Written instruction:
Find the word "days" in the data. Return every line where it appears.

Collected data entries:
* start *

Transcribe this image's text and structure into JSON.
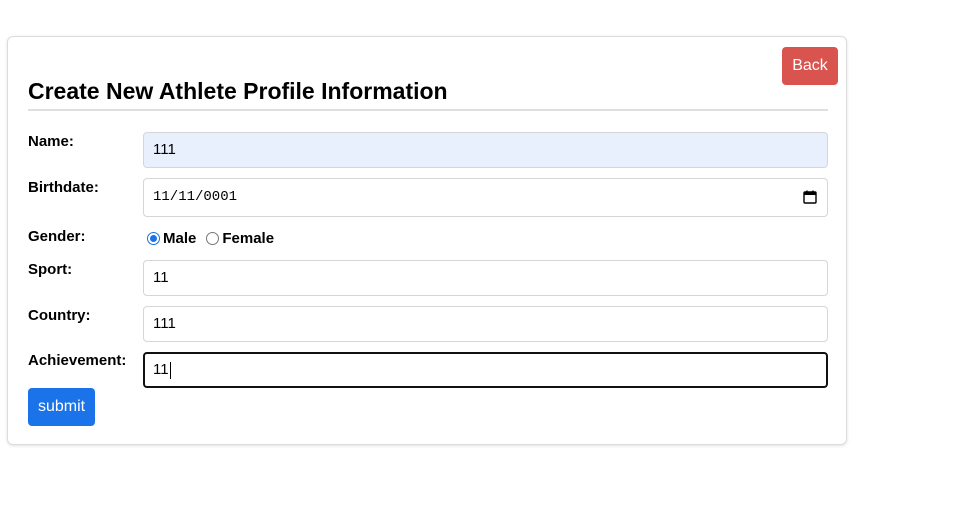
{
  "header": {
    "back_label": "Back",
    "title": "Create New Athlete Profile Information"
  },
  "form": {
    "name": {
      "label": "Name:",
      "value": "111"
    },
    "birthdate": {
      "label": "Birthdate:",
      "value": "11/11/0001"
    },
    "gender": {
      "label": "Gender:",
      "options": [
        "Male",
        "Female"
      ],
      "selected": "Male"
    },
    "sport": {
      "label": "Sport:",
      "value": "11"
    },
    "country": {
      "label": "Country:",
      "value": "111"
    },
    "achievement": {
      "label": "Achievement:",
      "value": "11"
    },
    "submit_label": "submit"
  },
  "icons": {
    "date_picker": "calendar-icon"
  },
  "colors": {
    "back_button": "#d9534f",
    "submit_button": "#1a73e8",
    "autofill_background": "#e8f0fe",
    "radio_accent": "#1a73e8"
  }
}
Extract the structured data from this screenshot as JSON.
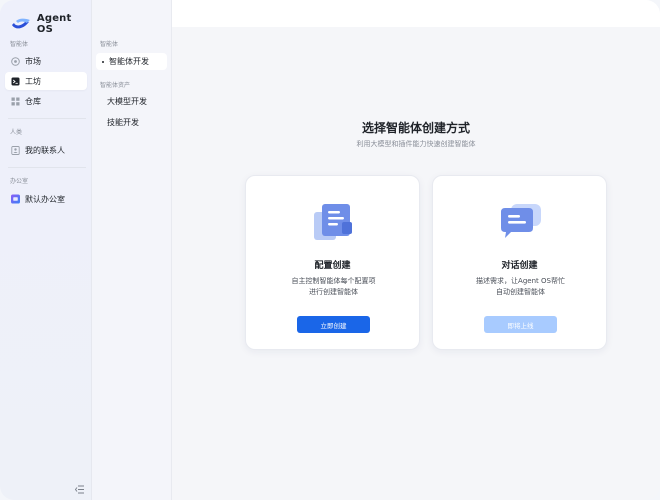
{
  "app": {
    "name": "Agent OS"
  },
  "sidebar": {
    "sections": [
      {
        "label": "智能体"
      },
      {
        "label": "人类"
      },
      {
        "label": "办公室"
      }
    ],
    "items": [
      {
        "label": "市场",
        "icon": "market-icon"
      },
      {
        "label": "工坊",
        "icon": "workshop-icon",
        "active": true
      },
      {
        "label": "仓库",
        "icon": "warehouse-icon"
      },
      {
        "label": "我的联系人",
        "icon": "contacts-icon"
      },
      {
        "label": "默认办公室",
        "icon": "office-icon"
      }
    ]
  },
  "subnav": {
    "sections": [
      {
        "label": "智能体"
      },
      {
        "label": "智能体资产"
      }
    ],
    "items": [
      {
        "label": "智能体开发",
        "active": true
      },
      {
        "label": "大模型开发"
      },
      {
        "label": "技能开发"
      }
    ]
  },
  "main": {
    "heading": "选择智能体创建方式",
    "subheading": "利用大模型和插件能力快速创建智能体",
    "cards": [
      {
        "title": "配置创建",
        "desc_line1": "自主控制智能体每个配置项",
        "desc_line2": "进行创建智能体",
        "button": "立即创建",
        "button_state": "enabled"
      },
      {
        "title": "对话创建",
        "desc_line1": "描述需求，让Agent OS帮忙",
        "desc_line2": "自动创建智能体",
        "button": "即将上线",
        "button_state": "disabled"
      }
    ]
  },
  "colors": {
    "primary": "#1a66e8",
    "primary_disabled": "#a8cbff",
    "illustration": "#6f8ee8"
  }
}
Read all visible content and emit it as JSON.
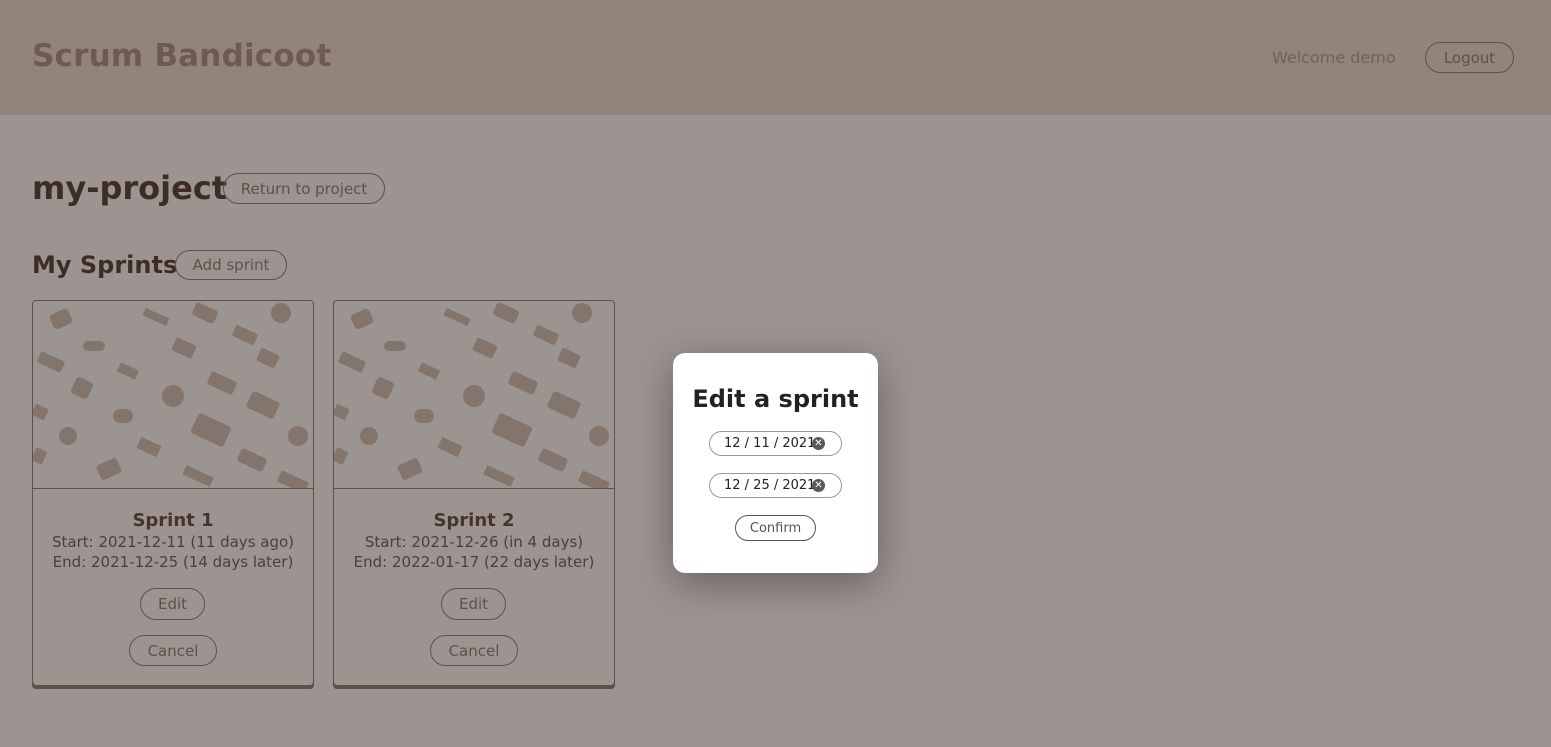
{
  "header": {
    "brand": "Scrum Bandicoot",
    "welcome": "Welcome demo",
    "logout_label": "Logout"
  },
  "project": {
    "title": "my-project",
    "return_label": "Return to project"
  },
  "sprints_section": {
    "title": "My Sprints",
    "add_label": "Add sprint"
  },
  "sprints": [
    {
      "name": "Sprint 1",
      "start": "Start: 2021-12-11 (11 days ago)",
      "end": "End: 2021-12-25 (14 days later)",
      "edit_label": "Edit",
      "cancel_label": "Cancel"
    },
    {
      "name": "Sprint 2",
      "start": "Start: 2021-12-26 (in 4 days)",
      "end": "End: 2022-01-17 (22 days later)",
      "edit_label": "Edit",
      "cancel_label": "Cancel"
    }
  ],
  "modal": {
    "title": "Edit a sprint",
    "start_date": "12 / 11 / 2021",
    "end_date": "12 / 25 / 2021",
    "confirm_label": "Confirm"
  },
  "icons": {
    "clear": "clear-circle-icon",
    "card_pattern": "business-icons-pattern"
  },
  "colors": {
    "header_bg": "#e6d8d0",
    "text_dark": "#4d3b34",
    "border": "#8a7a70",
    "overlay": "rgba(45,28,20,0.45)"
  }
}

* end *
* start *

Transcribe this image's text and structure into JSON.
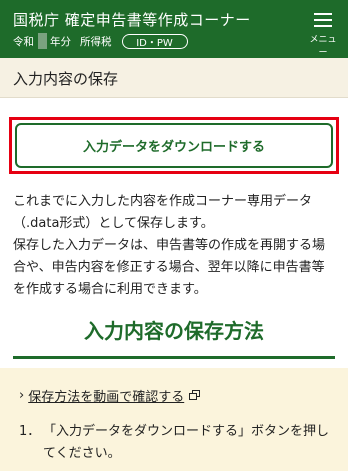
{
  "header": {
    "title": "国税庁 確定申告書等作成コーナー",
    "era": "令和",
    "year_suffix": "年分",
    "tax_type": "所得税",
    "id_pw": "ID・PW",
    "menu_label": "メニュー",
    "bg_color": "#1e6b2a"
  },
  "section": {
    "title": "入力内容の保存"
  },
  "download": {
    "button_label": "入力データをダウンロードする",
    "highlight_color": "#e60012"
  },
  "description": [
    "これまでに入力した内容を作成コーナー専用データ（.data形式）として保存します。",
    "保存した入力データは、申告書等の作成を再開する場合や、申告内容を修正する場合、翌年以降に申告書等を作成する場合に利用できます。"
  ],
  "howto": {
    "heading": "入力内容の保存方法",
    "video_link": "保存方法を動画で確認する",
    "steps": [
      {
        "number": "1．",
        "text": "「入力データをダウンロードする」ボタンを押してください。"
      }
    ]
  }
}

* end *

Answer to the exercise:
      "start": "Start: 2021-12-11 (11 days ago)",
      "end": "End: 2021-12-25 (14 days later)",
      "start": "Start: 2021-12-26 (in 4 days)",
      "end": "End: 2022-01-17 (22 days later)",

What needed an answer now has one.